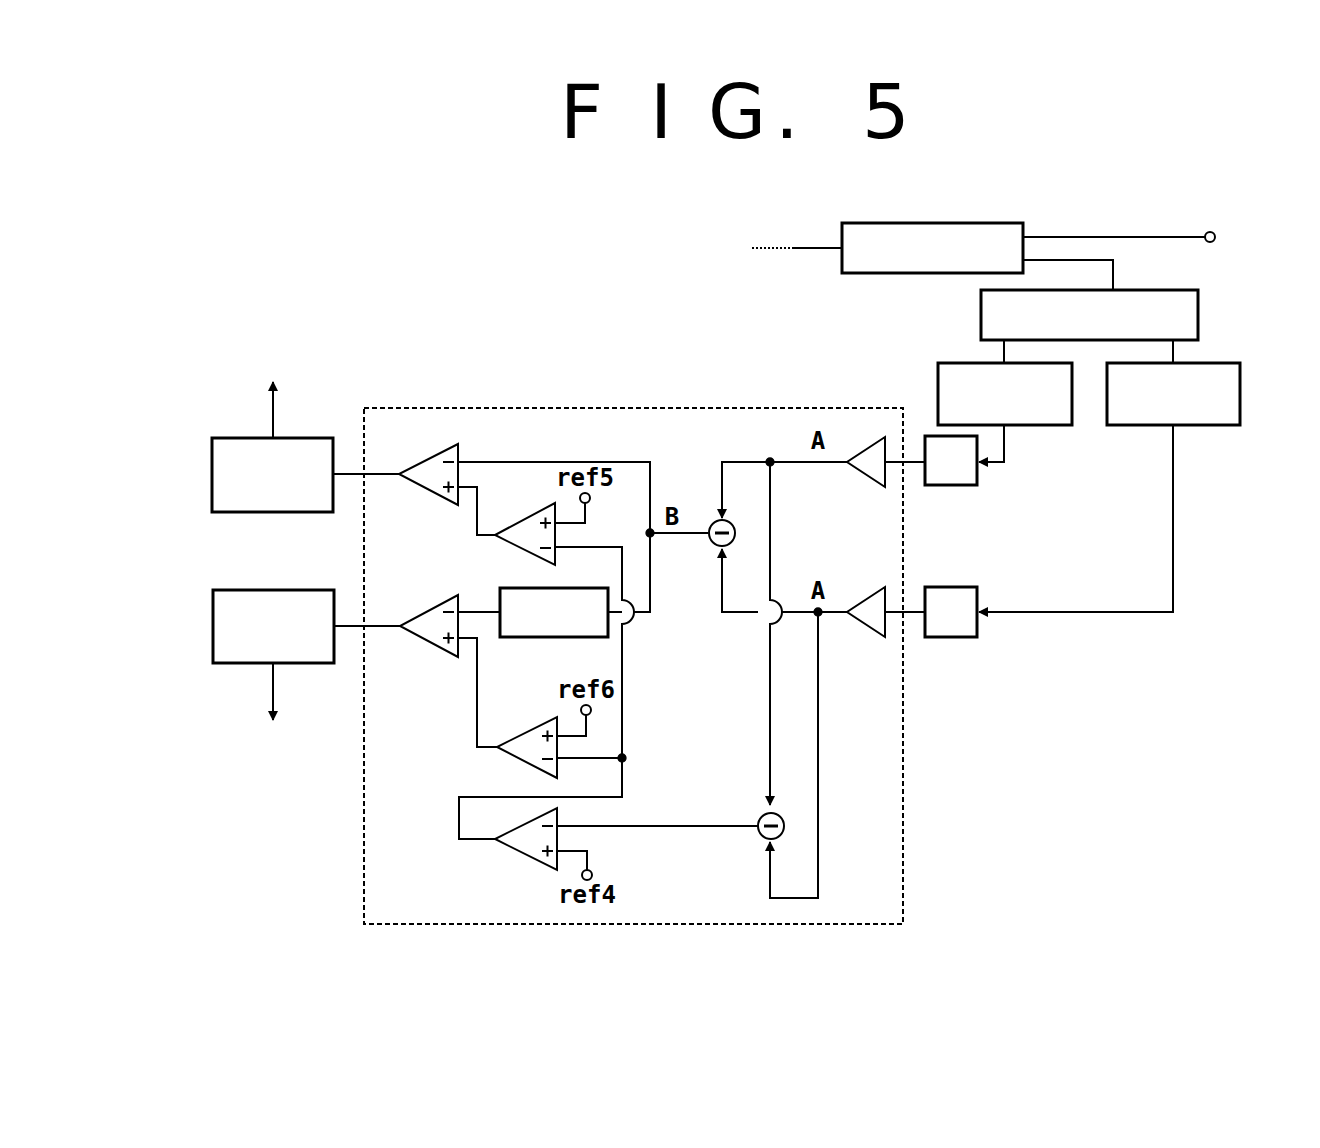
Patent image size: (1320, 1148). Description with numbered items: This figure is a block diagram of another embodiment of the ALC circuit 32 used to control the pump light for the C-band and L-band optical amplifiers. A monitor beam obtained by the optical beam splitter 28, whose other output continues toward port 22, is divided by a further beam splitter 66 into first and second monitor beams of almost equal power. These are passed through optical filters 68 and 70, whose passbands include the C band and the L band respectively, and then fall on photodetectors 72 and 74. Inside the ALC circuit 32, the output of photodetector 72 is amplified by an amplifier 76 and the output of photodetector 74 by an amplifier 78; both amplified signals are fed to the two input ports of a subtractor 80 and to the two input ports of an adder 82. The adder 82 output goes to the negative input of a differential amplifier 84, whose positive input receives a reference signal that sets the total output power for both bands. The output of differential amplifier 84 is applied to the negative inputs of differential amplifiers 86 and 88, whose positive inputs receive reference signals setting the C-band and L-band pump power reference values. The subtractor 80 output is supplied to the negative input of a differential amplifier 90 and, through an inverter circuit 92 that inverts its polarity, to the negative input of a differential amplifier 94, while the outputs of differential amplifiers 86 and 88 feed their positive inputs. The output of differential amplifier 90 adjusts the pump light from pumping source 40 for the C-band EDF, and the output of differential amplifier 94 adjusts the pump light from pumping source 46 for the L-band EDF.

The output port 22 is at (1210, 232).
The optical beam splitter 28 is at (926, 278).
The ALC circuit 32 is at (535, 408).
The pumping source 40 is at (297, 512).
The pumping source 46 is at (250, 592).
The beam splitter 66 is at (1173, 289).
The optical filter 68 is at (1043, 425).
The optical filter 70 is at (1213, 425).
The photodetector 72 is at (950, 485).
The photodetector 74 is at (950, 637).
The amplifier 76 is at (863, 478).
The amplifier 78 is at (863, 628).
The subtractor 80 is at (711, 545).
The adder 82 is at (758, 838).
The differential amplifier 84 is at (533, 864).
The differential amplifier 86 is at (526, 519).
The differential amplifier 88 is at (532, 732).
The differential amplifier 90 is at (421, 461).
The inverter circuit 92 is at (553, 637).
The differential amplifier 94 is at (424, 611).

WHAT TO WORK ON >> Copy out every line of the entries above word for word, leaving out the pictures.

RESULT OF THIS TASK >>
Patent image size: (1320, 1148). Description with numbered items: This figure is a block diagram of another embodiment of the ALC circuit 32 used to control the pump light for the C-band and L-band optical amplifiers. A monitor beam obtained by the optical beam splitter 28, whose other output continues toward port 22, is divided by a further beam splitter 66 into first and second monitor beams of almost equal power. These are passed through optical filters 68 and 70, whose passbands include the C band and the L band respectively, and then fall on photodetectors 72 and 74. Inside the ALC circuit 32, the output of photodetector 72 is amplified by an amplifier 76 and the output of photodetector 74 by an amplifier 78; both amplified signals are fed to the two input ports of a subtractor 80 and to the two input ports of an adder 82. The adder 82 output goes to the negative input of a differential amplifier 84, whose positive input receives a reference signal that sets the total output power for both bands. The output of differential amplifier 84 is applied to the negative inputs of differential amplifiers 86 and 88, whose positive inputs receive reference signals setting the C-band and L-band pump power reference values. The subtractor 80 output is supplied to the negative input of a differential amplifier 90 and, through an inverter circuit 92 that inverts its polarity, to the negative input of a differential amplifier 94, while the outputs of differential amplifiers 86 and 88 feed their positive inputs. The output of differential amplifier 90 adjusts the pump light from pumping source 40 for the C-band EDF, and the output of differential amplifier 94 adjusts the pump light from pumping source 46 for the L-band EDF.

The output port 22 is at (1210, 232).
The optical beam splitter 28 is at (926, 278).
The ALC circuit 32 is at (535, 408).
The pumping source 40 is at (297, 512).
The pumping source 46 is at (250, 592).
The beam splitter 66 is at (1173, 289).
The optical filter 68 is at (1043, 425).
The optical filter 70 is at (1213, 425).
The photodetector 72 is at (950, 485).
The photodetector 74 is at (950, 637).
The amplifier 76 is at (863, 478).
The amplifier 78 is at (863, 628).
The subtractor 80 is at (711, 545).
The adder 82 is at (758, 838).
The differential amplifier 84 is at (533, 864).
The differential amplifier 86 is at (526, 519).
The differential amplifier 88 is at (532, 732).
The differential amplifier 90 is at (421, 461).
The inverter circuit 92 is at (553, 637).
The differential amplifier 94 is at (424, 611).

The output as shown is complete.